Return each line holding the string "前日收盘价".
begin SUPPLIED ENTRIES
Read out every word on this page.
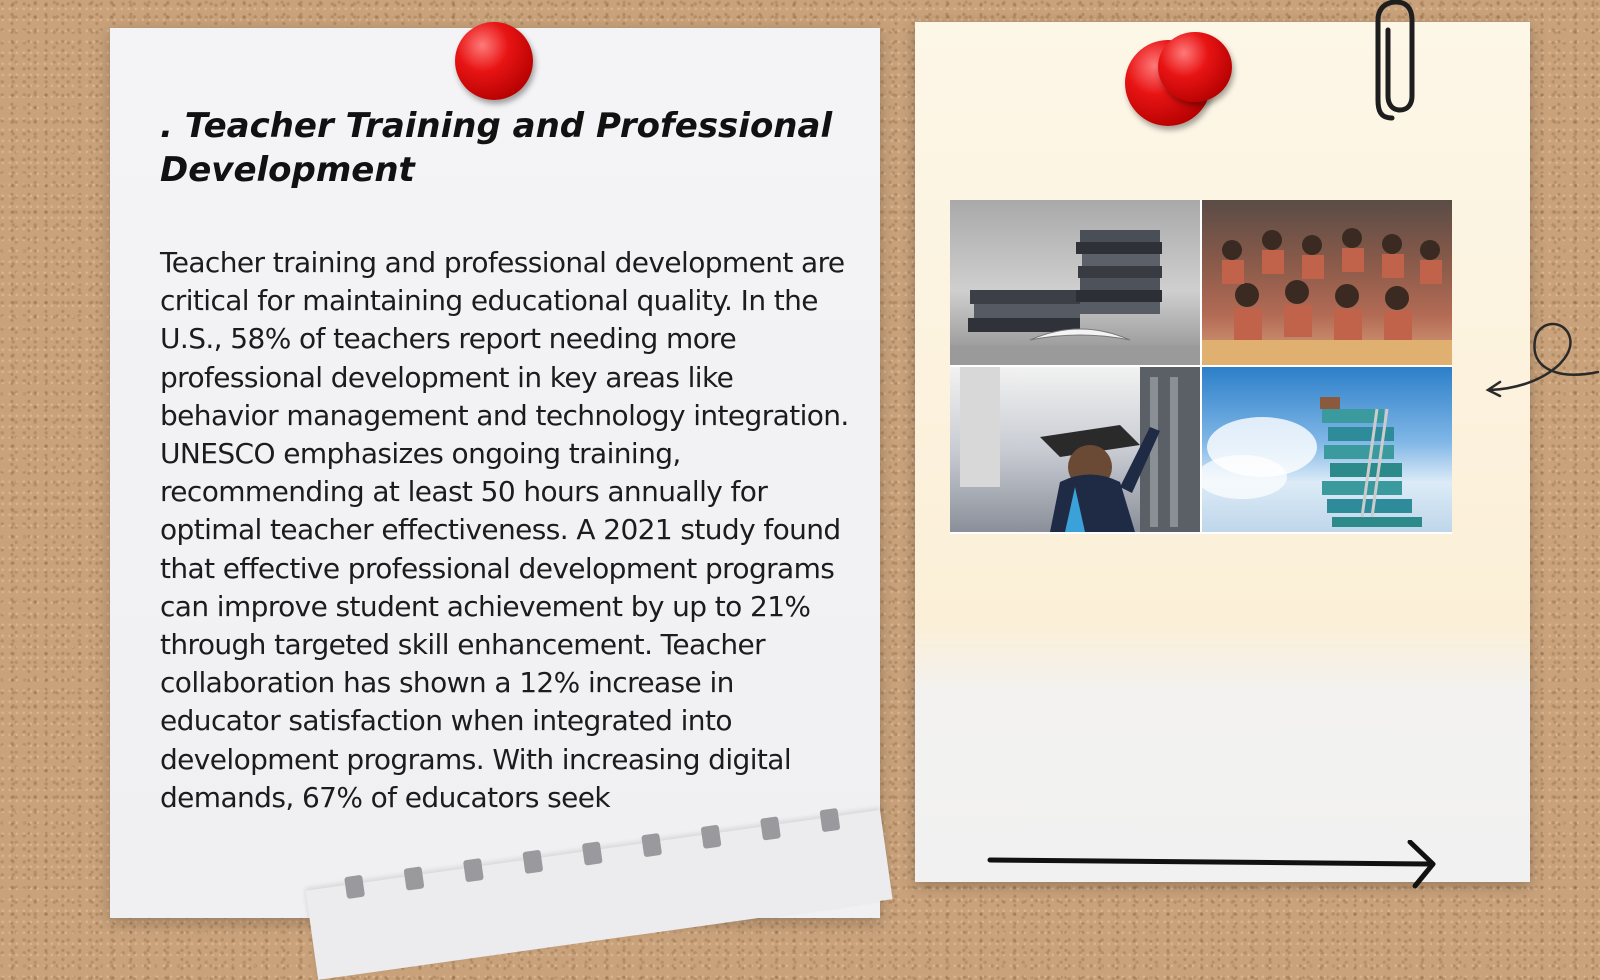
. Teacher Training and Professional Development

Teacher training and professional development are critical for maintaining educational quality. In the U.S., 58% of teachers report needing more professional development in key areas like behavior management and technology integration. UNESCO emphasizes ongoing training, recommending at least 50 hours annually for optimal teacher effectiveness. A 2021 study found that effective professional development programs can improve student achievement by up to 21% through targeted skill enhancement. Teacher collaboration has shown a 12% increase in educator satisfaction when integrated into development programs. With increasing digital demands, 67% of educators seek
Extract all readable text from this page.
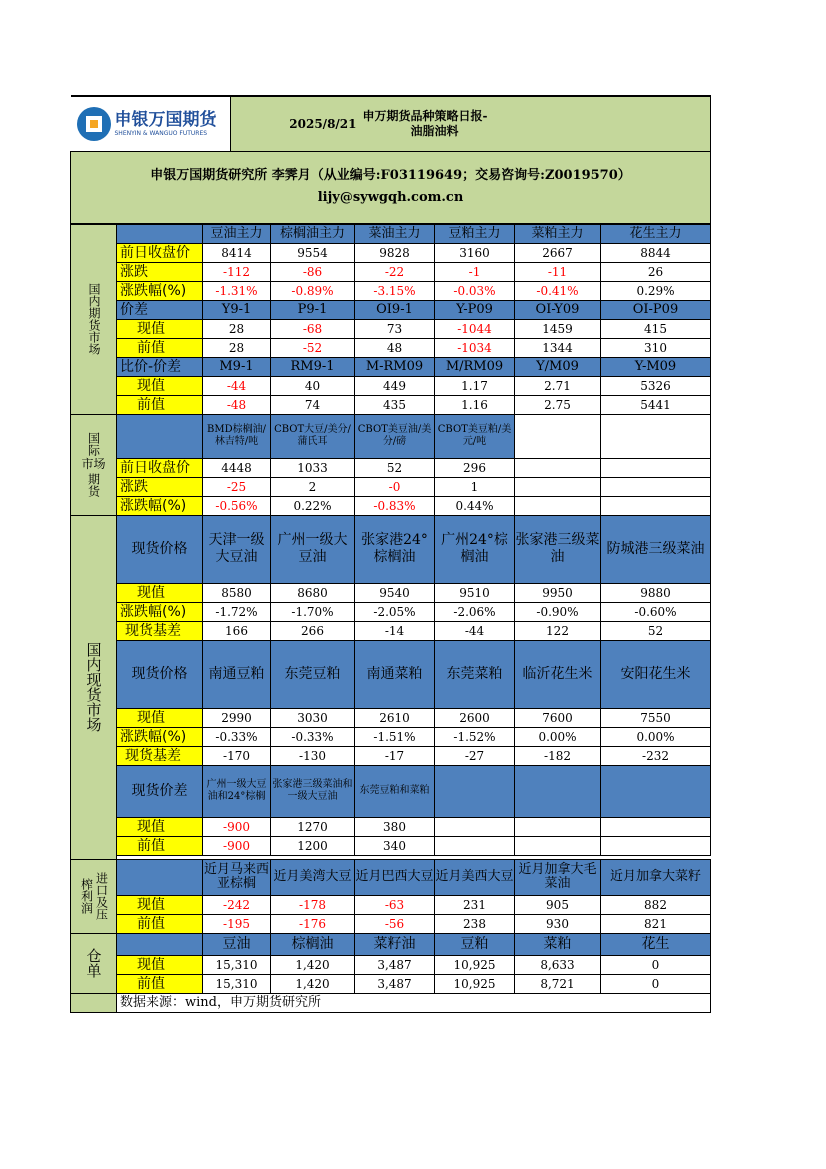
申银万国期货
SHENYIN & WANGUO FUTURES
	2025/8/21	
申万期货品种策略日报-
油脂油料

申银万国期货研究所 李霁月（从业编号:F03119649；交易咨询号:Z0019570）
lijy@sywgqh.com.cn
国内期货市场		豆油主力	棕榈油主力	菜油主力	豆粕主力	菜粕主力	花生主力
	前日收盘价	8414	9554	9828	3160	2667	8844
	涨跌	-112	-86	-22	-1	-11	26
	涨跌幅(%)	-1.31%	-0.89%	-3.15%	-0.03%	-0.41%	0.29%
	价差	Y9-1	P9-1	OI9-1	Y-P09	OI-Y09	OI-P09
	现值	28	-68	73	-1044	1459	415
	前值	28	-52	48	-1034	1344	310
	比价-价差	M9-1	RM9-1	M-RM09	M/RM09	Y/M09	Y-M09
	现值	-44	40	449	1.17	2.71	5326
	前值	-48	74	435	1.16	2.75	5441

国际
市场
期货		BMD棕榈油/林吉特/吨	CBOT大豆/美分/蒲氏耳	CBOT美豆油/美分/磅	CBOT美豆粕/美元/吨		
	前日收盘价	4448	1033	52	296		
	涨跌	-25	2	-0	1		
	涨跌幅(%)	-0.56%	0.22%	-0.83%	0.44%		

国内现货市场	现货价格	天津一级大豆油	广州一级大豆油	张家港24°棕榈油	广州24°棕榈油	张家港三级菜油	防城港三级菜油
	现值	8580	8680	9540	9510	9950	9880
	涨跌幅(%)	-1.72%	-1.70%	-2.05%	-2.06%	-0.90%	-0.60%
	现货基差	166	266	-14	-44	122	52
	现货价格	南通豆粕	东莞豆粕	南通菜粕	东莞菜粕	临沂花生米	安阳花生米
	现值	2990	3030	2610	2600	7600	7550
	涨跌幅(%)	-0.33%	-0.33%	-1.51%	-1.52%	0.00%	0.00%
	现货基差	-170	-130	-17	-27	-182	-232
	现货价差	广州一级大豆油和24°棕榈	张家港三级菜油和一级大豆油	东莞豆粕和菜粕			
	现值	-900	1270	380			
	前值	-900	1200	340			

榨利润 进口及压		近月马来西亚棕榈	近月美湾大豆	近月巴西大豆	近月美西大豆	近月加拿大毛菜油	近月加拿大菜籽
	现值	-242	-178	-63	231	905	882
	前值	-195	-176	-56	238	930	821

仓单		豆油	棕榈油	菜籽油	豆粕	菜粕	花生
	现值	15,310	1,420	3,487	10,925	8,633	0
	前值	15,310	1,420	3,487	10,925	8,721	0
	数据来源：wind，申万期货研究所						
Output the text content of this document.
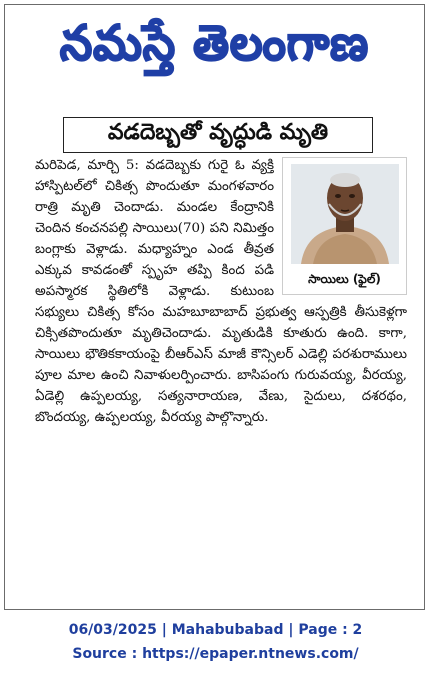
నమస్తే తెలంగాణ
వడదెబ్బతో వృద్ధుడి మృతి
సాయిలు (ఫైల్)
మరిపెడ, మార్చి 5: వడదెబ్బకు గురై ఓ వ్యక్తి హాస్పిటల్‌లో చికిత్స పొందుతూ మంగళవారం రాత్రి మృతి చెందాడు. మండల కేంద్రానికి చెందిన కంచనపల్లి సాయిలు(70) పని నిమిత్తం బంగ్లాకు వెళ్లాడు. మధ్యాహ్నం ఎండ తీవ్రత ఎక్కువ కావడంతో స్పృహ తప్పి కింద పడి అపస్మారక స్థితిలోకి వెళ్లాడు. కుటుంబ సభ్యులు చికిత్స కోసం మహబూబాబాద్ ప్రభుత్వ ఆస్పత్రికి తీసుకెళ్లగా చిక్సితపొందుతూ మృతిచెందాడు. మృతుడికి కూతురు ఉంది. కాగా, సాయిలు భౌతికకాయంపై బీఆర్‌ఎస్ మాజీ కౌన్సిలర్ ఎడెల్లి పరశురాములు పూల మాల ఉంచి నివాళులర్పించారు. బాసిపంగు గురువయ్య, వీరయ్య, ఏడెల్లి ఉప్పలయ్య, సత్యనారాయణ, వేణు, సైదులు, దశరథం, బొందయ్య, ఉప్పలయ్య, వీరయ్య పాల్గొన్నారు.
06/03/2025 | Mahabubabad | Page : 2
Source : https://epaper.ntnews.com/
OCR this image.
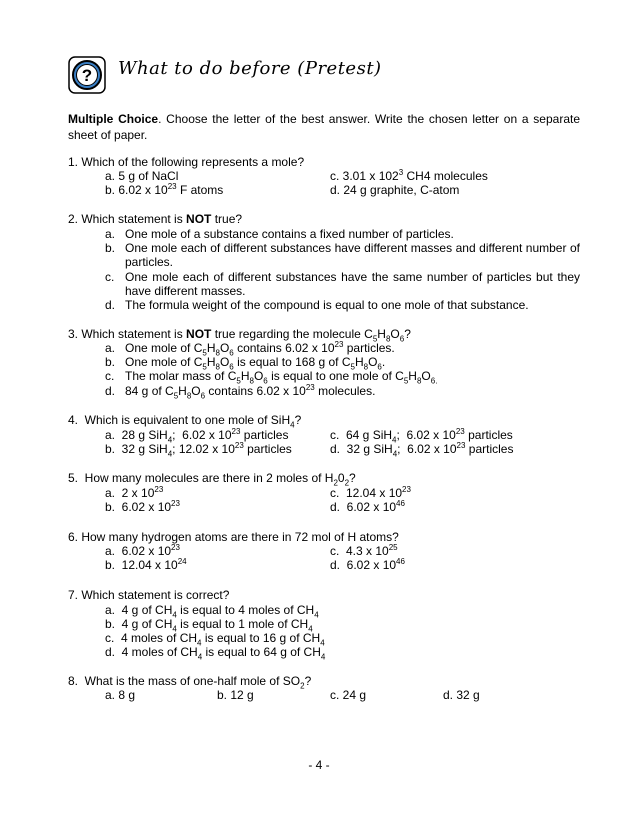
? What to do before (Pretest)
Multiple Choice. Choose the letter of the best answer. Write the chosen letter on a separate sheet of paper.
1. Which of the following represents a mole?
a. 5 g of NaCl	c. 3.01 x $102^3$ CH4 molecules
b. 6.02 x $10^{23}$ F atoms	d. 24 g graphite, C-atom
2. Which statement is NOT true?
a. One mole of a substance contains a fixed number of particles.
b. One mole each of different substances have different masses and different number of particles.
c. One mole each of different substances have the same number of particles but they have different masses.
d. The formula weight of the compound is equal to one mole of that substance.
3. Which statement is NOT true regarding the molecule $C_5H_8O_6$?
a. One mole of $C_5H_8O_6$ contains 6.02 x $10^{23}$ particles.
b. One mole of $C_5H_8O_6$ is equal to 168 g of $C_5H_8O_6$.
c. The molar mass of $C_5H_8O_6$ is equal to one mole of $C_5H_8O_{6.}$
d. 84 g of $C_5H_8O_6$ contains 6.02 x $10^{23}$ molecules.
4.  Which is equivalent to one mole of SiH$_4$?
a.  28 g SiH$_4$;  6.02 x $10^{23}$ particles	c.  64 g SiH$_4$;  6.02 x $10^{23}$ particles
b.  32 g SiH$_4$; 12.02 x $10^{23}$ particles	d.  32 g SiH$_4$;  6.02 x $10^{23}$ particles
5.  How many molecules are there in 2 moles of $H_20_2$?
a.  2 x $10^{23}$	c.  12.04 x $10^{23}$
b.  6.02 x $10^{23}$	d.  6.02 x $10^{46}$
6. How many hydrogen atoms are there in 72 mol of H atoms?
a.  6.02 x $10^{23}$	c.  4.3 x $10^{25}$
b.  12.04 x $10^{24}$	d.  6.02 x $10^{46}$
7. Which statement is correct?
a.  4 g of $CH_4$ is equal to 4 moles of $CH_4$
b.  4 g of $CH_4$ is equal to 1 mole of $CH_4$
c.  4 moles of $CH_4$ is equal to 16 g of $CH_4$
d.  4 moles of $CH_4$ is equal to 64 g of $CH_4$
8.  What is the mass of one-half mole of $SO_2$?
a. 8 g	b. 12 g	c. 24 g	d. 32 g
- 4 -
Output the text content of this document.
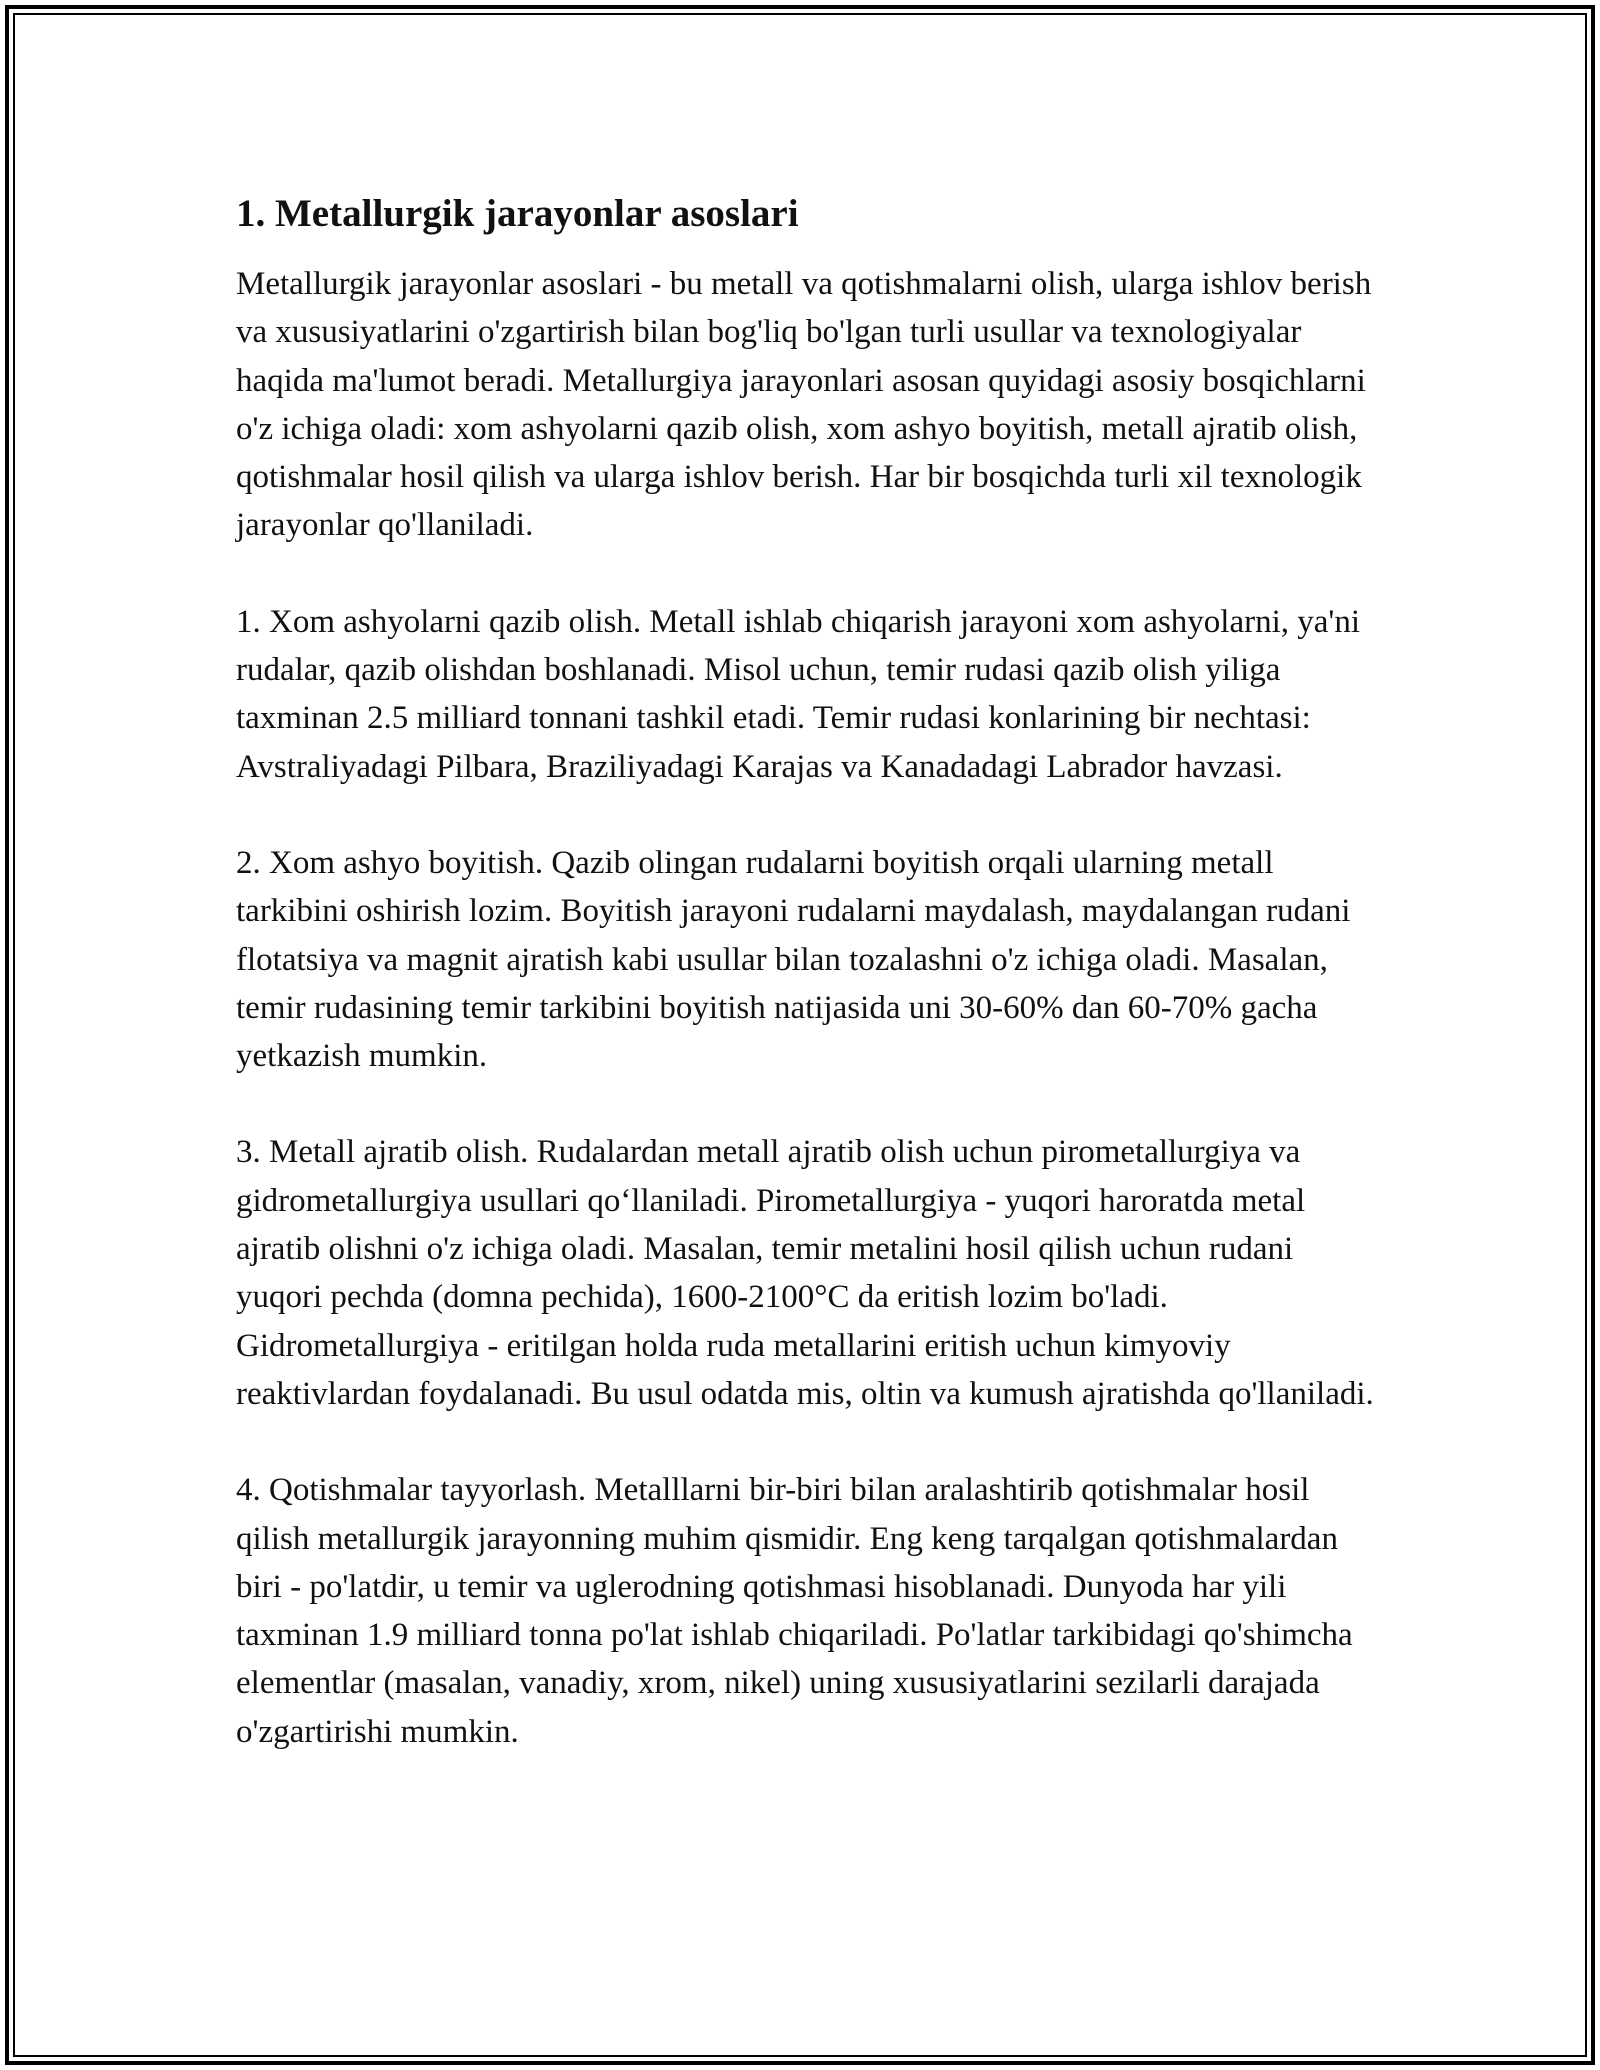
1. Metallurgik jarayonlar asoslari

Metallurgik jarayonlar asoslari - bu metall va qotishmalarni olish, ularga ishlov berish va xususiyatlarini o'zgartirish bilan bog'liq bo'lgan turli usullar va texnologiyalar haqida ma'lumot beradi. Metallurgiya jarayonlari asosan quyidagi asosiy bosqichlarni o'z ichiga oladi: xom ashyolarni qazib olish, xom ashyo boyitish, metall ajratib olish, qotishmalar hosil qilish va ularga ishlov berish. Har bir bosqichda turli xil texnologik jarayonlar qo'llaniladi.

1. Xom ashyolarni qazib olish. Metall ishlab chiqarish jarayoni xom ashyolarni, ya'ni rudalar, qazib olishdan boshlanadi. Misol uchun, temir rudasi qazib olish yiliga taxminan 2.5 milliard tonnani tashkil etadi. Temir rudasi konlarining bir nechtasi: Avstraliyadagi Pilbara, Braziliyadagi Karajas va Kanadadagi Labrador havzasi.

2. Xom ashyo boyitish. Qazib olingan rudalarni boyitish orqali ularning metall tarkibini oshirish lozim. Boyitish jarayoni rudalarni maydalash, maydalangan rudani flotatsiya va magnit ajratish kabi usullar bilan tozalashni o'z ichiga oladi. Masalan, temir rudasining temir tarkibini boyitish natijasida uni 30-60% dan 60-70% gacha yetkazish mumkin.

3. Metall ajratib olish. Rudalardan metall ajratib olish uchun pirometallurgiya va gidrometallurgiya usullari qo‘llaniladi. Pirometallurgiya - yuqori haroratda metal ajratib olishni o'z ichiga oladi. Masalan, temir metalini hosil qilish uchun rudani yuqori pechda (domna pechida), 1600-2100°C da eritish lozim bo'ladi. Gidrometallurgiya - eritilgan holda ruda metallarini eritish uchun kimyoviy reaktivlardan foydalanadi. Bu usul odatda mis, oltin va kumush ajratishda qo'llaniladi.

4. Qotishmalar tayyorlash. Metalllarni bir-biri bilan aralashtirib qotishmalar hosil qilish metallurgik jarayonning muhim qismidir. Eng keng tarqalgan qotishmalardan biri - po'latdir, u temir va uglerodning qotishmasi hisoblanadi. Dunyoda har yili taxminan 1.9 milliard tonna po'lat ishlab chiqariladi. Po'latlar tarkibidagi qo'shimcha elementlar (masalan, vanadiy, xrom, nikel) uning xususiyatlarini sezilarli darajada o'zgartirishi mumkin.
end SUPPLIED ENTRIES
▸ RESULT OF THIS EXERCISE
	前日收盘价	8414	9554	9828	3160	2667	8844
	前日收盘价	4448	1033	52	296		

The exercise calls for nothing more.